-- MATERIAL PROVIDED start --

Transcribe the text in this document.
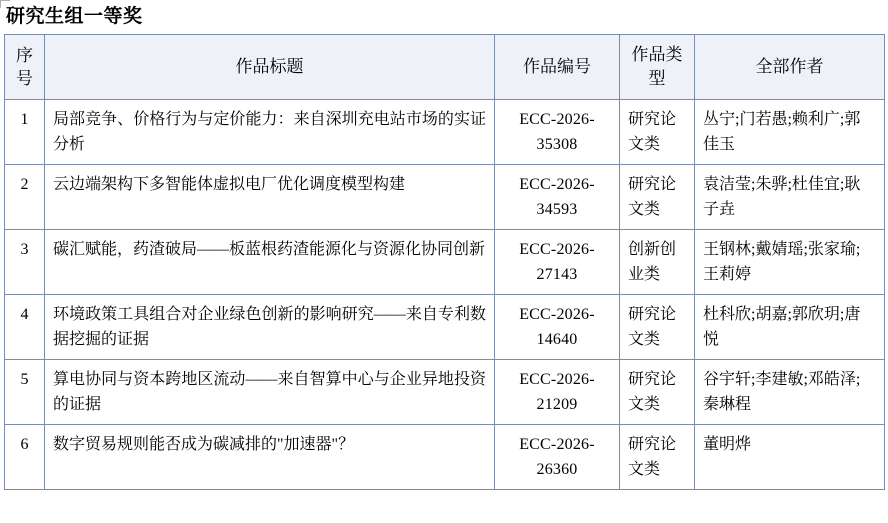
研究生组一等奖
序号	作品标题	作品编号	作品类型	全部作者
1	局部竞争、价格行为与定价能力：来自深圳充电站市场的实证分析	ECC-2026-35308	研究论文类	丛宁;门若愚;赖利广;郭佳玉
2	云边端架构下多智能体虚拟电厂优化调度模型构建	ECC-2026-34593	研究论文类	袁洁莹;朱骅;杜佳宜;耿子垚
3	碳汇赋能，药渣破局——板蓝根药渣能源化与资源化协同创新	ECC-2026-27143	创新创业类	王钢林;戴婧瑶;张家瑜;王莉婷
4	环境政策工具组合对企业绿色创新的影响研究——来自专利数据挖掘的证据	ECC-2026-14640	研究论文类	杜科欣;胡嘉;郭欣玥;唐悦
5	算电协同与资本跨地区流动——来自智算中心与企业异地投资的证据	ECC-2026-21209	研究论文类	谷宇轩;李建敏;邓皓泽;秦琳程
6	数字贸易规则能否成为碳减排的"加速器"？	ECC-2026-26360	研究论文类	董明烨
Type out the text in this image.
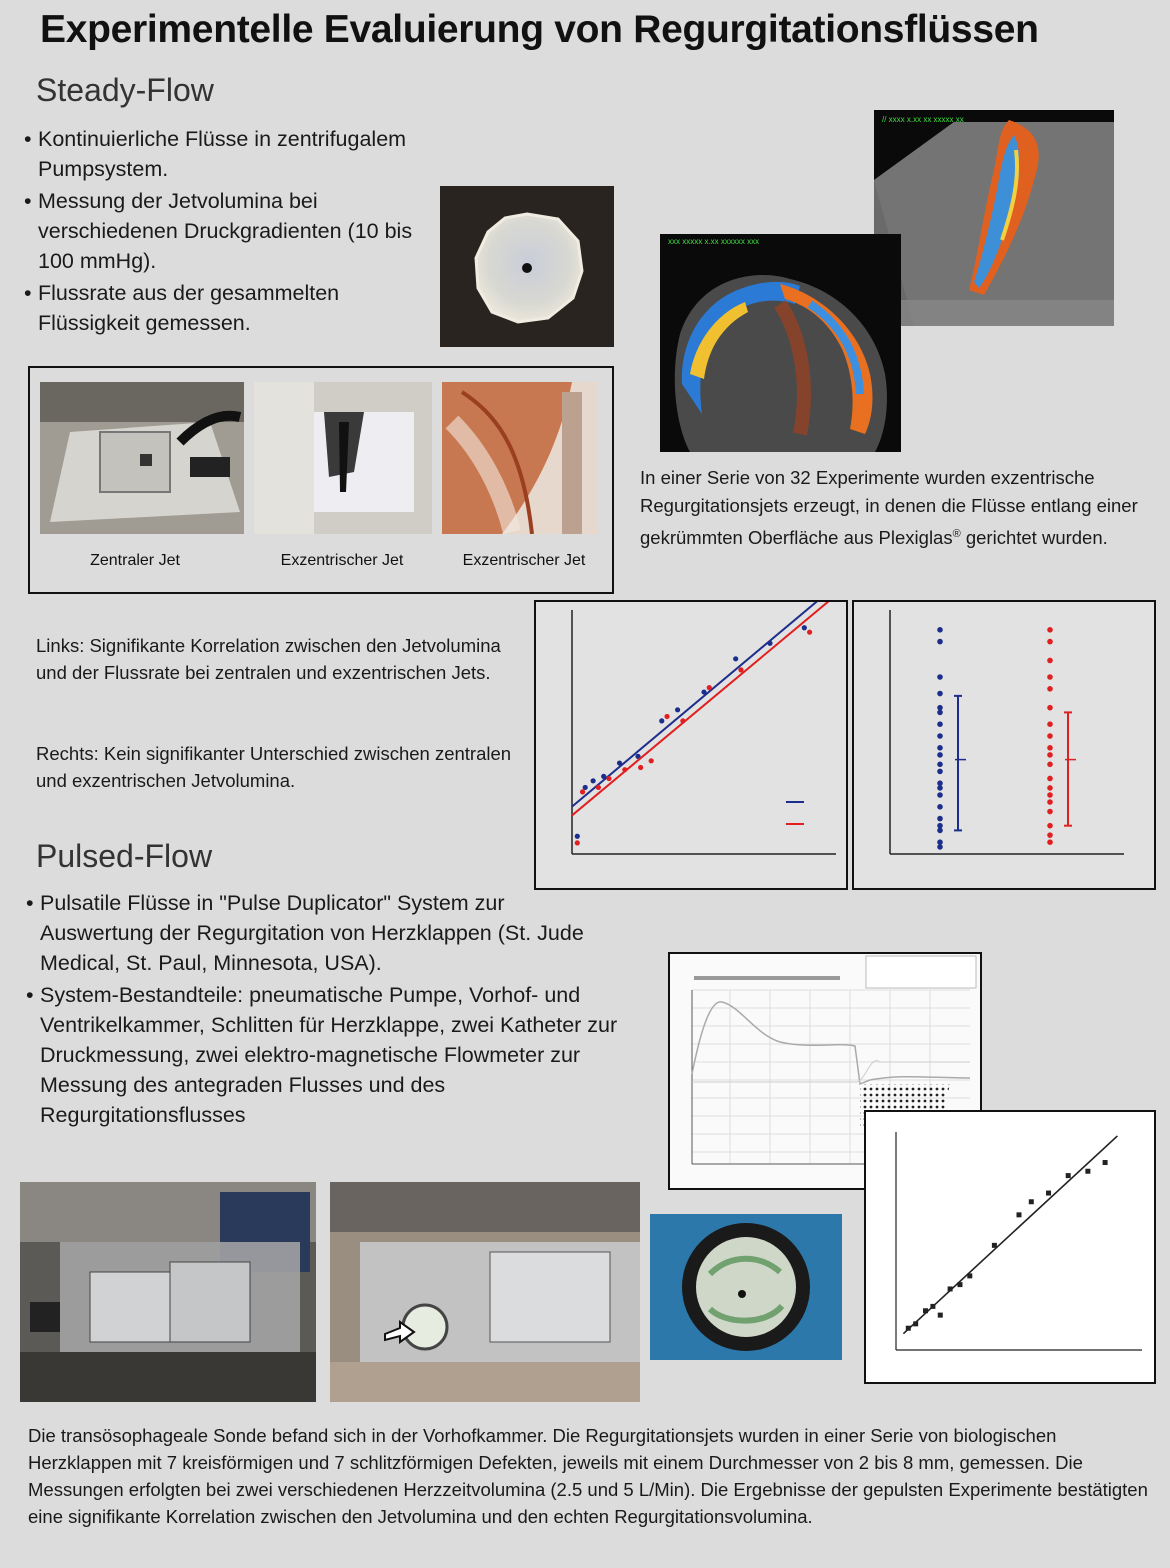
Experimentelle Evaluierung von Regurgitationsflüssen
Steady-Flow
• Kontinuierliche Flüsse in zentrifugalem Pumpsystem.
• Messung der Jetvolumina bei verschiedenen Druckgradienten (10 bis 100 mmHg).
• Flussrate aus der gesammelten Flüssigkeit gemessen.
// xxxx x.xx xx xxxxx xx
xxx xxxxx x.xx xxxxxx xxx
Zentraler Jet	Exzentrischer Jet	Exzentrischer Jet
In einer Serie von 32 Experimente wurden exzentrische Regurgitationsjets erzeugt, in denen die Flüsse entlang einer gekrümmten Oberfläche aus Plexiglas® gerichtet wurden.
Links: Signifikante Korrelation zwischen den Jetvolumina und der Flussrate bei zentralen und exzentrischen Jets.
Rechts: Kein signifikanter Unterschied zwischen zentralen und exzentrischen Jetvolumina.
Pulsed-Flow
• Pulsatile Flüsse in "Pulse Duplicator" System zur Auswertung der Regurgitation von Herzklappen (St. Jude Medical, St. Paul, Minnesota, USA).
• System-Bestandteile: pneumatische Pumpe, Vorhof- und Ventrikelkammer, Schlitten für Herzklappe, zwei Katheter zur Druckmessung, zwei elektro-magnetische Flowmeter zur Messung des antegraden Flusses und des Regurgitationsflusses
Die transösophageale Sonde befand sich in der Vorhofkammer. Die Regurgitationsjets wurden in einer Serie von biologischen Herzklappen mit 7 kreisförmigen und 7 schlitzförmigen Defekten, jeweils mit einem Durchmesser von 2 bis 8 mm, gemessen. Die Messungen erfolgten bei zwei verschiedenen Herzzeitvolumina (2.5 und 5 L/Min). Die Ergebnisse der gepulsten Experimente bestätigten eine signifikante Korrelation zwischen den Jetvolumina und den echten Regurgitationsvolumina.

-- MATERIAL PROVIDED end --

DIRECTIONS FOR THIS TASK:
Copy down every line of the material above that includes the string "xxxxx".

FINISHED TASK:
// xxxx x.xx xx xxxxx xx
xxx xxxxx x.xx xxxxxx xxx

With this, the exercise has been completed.